• [DOCUMENTO]

D. Poi com’è andata con l’allevamento?

R. Mah… la resa non era granché… siamo arrivati ad avere 120 esemplari, ma il mercato non tirava. Poi si è ammalato mio padre e abbiamo venduto le bestie e tutto.

D. Tutto qua?

R. Tutto qua.

D. Ma non è che sia venuto fuori tutto questo materiale interessante, sugli struzzi. Alla fine è un normale allevamento, come avere i polli; solo che sono polli giganti.

R. Eh… questo è… che ti aspettavi?

D. L’accoppiamento l’abbiamo detto…le piume…le uova…basta? Speravo in qualche dettaglio pittoresco, letterario.

R. Letterario? Quelli sono struzzi. Che letterario?

D. Va bé. Tu che fai adesso?

R. Lavoro in fabbrica. Una multinazionale francese. Macchine di movimentazione e sollevamento, autogru. Roba grossa. Due stabilimenti. Brevetti internazionali.

D. Quanti siete?

R. 600 persone, metà produzione, metà area tecnica commerciale.

• [SU COSA LAVORARE]
[1] Elenca gli argomenti sugli struzzi che, nell'intervista, chi pone le domande indica come già trattati.
[2] Secondo l'intervista, perché chi pone le domande trova poco interessante il materiale raccolto sugli struzzi? Rispondi in una o due frasi, per favore.
[3] Rispondi a queste domande sull'intervista:
(a) Quanti esemplari è arrivato ad avere l'allevamento?
(b) Di che nazionalità è la multinazionale in cui lavora chi risponde?
(c) Quante persone ci lavorano e come sono suddivise?
Usa soltanto l'intervista, senza altre fonti.

[Righe di dati]
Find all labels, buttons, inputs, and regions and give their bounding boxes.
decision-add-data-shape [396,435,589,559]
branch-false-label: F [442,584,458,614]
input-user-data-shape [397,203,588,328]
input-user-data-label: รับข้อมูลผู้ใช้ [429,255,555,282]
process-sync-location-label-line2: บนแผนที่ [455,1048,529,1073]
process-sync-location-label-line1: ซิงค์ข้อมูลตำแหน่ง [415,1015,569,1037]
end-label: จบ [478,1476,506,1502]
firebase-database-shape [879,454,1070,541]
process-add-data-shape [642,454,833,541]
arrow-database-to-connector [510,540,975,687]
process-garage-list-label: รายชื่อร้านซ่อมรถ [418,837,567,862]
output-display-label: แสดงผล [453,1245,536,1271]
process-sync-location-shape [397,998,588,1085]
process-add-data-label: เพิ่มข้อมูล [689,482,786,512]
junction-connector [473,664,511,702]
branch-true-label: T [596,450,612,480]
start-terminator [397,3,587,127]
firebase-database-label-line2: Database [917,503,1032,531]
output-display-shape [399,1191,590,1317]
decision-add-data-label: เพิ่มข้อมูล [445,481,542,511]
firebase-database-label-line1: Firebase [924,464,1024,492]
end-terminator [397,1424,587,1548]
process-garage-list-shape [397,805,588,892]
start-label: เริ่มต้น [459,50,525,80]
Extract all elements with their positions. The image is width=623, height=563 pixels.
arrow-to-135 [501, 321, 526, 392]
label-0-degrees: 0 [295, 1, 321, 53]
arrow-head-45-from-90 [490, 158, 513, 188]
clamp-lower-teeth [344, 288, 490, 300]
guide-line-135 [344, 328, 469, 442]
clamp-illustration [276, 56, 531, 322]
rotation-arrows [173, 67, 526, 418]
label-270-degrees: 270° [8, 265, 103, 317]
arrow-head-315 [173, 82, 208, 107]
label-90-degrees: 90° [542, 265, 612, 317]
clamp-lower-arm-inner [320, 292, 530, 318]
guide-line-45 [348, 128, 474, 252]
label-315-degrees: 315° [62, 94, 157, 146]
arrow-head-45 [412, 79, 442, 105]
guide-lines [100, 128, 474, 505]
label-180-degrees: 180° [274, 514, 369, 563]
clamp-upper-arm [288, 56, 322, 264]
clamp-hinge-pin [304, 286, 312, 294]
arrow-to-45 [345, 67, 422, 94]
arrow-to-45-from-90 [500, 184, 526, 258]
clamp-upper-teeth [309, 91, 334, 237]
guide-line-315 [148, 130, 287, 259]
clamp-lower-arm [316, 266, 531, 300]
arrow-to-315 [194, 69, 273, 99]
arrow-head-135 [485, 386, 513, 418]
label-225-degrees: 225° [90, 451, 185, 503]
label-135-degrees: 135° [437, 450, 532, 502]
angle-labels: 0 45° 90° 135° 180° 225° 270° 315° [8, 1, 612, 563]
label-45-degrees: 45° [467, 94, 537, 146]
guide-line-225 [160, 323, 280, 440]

• [RISULTATI DELL'ESERCIZIO]
[1] L'accoppiamento, le piume, le uova.

[2] Perché alla fine si tratta di un normale allevamento, come avere i polli, solo che sono polli giganti. Sperava invece in qualche dettaglio pittoresco, letterario.

[3]
(a) 120 esemplari.
(b) Francese.
(c) 600 persone, metà in produzione e metà nell'area tecnica commerciale.